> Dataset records
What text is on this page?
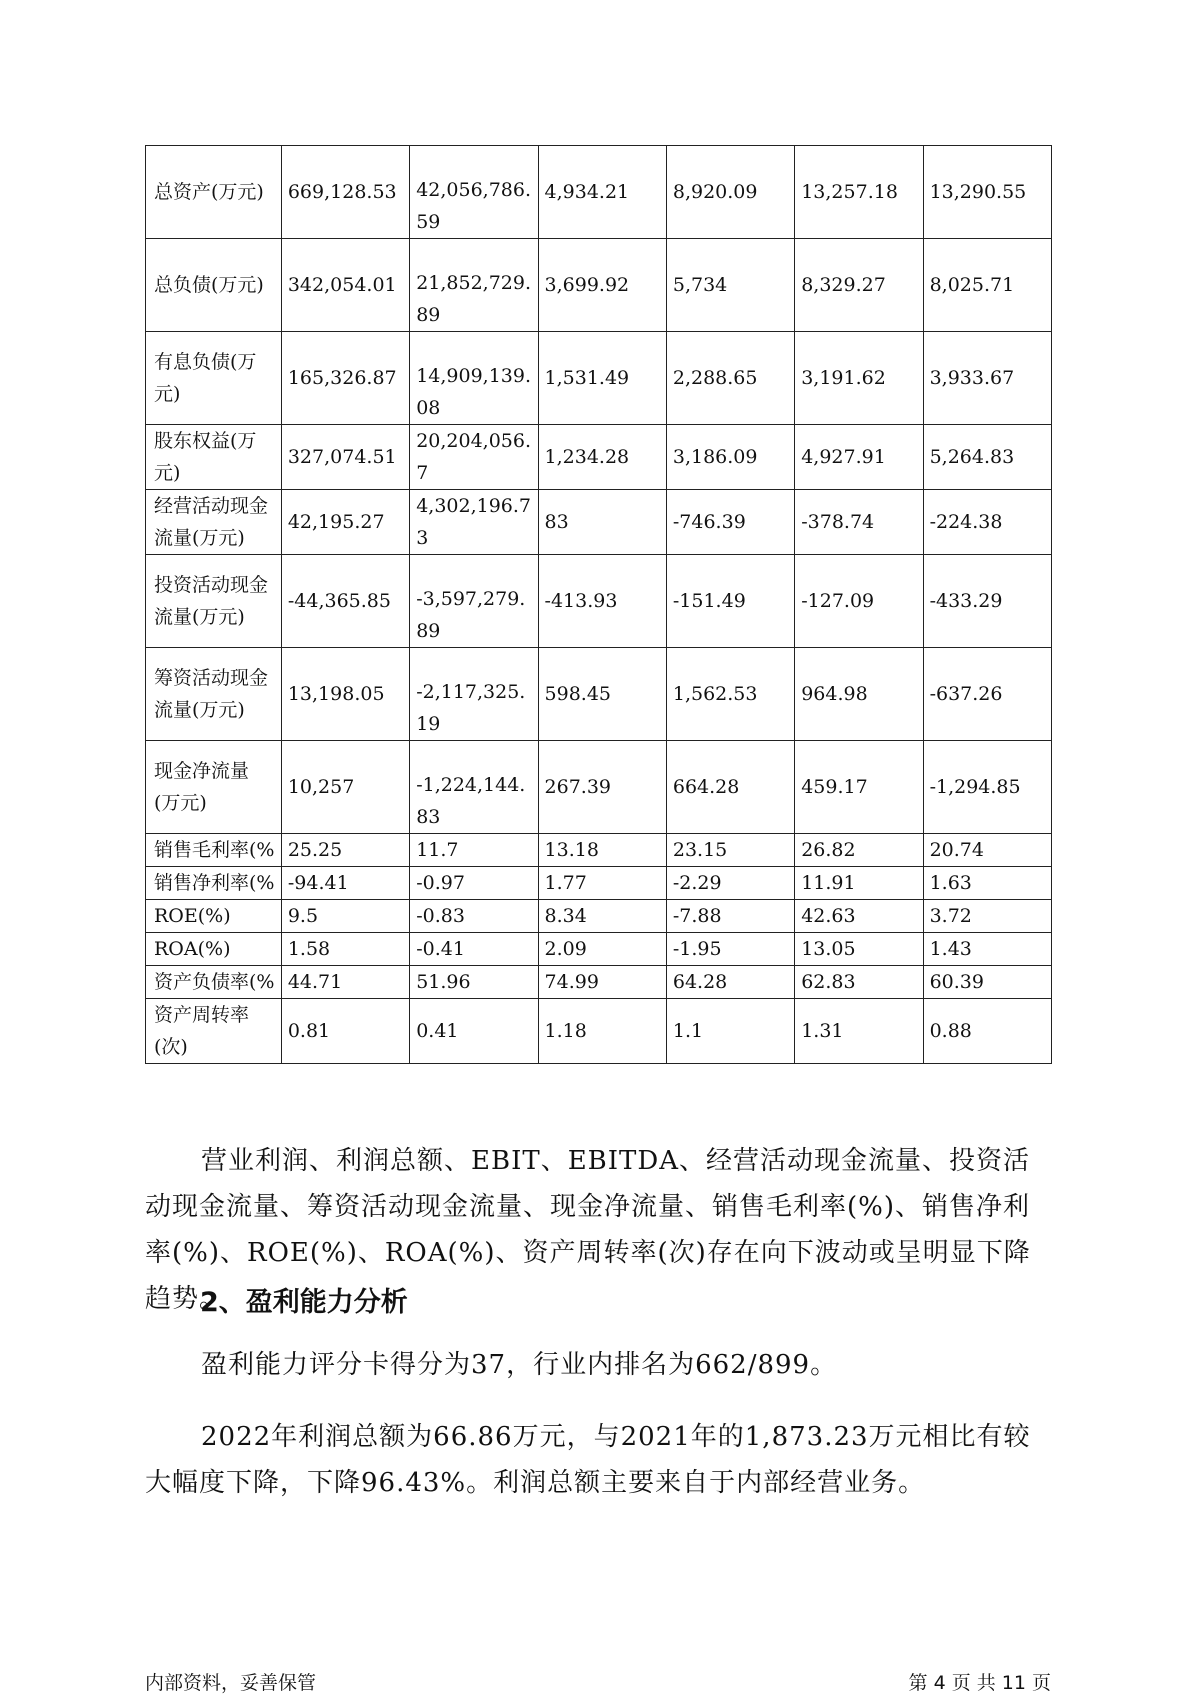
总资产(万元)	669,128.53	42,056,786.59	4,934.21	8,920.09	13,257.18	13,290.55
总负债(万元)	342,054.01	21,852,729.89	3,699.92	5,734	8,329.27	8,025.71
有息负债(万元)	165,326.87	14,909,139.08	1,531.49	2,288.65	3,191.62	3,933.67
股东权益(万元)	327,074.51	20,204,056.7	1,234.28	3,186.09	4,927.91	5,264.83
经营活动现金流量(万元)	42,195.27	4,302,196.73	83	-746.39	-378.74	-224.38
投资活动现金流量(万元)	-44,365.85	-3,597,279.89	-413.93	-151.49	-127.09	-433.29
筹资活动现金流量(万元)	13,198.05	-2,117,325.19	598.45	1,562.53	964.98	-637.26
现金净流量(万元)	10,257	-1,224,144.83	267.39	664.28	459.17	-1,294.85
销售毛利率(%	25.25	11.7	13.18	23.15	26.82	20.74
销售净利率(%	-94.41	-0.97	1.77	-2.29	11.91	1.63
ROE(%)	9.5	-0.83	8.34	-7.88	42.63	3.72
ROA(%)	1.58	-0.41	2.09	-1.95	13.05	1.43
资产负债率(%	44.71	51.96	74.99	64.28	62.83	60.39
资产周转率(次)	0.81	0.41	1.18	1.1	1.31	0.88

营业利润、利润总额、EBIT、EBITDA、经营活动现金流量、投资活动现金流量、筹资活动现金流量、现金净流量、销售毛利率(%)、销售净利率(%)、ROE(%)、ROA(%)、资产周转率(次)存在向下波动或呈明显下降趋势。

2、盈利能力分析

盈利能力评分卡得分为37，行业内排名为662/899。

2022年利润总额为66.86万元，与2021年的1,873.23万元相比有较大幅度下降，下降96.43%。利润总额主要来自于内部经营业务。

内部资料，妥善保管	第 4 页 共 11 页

> BRIEF
Could you reproduce every record above exactly, leaving out the pictures?

> ANSWER IN FULL
What text is on this page?
总资产(万元)	669,128.53	42,056,786.59	4,934.21	8,920.09	13,257.18	13,290.55
总负债(万元)	342,054.01	21,852,729.89	3,699.92	5,734	8,329.27	8,025.71
有息负债(万元)	165,326.87	14,909,139.08	1,531.49	2,288.65	3,191.62	3,933.67
股东权益(万元)	327,074.51	20,204,056.7	1,234.28	3,186.09	4,927.91	5,264.83
经营活动现金流量(万元)	42,195.27	4,302,196.73	83	-746.39	-378.74	-224.38
投资活动现金流量(万元)	-44,365.85	-3,597,279.89	-413.93	-151.49	-127.09	-433.29
筹资活动现金流量(万元)	13,198.05	-2,117,325.19	598.45	1,562.53	964.98	-637.26
现金净流量(万元)	10,257	-1,224,144.83	267.39	664.28	459.17	-1,294.85
销售毛利率(%	25.25	11.7	13.18	23.15	26.82	20.74
销售净利率(%	-94.41	-0.97	1.77	-2.29	11.91	1.63
ROE(%)	9.5	-0.83	8.34	-7.88	42.63	3.72
ROA(%)	1.58	-0.41	2.09	-1.95	13.05	1.43
资产负债率(%	44.71	51.96	74.99	64.28	62.83	60.39
资产周转率(次)	0.81	0.41	1.18	1.1	1.31	0.88

营业利润、利润总额、EBIT、EBITDA、经营活动现金流量、投资活动现金流量、筹资活动现金流量、现金净流量、销售毛利率(%)、销售净利率(%)、ROE(%)、ROA(%)、资产周转率(次)存在向下波动或呈明显下降趋势。

2、盈利能力分析

盈利能力评分卡得分为37，行业内排名为662/899。

2022年利润总额为66.86万元，与2021年的1,873.23万元相比有较大幅度下降，下降96.43%。利润总额主要来自于内部经营业务。

内部资料，妥善保管	第 4 页 共 11 页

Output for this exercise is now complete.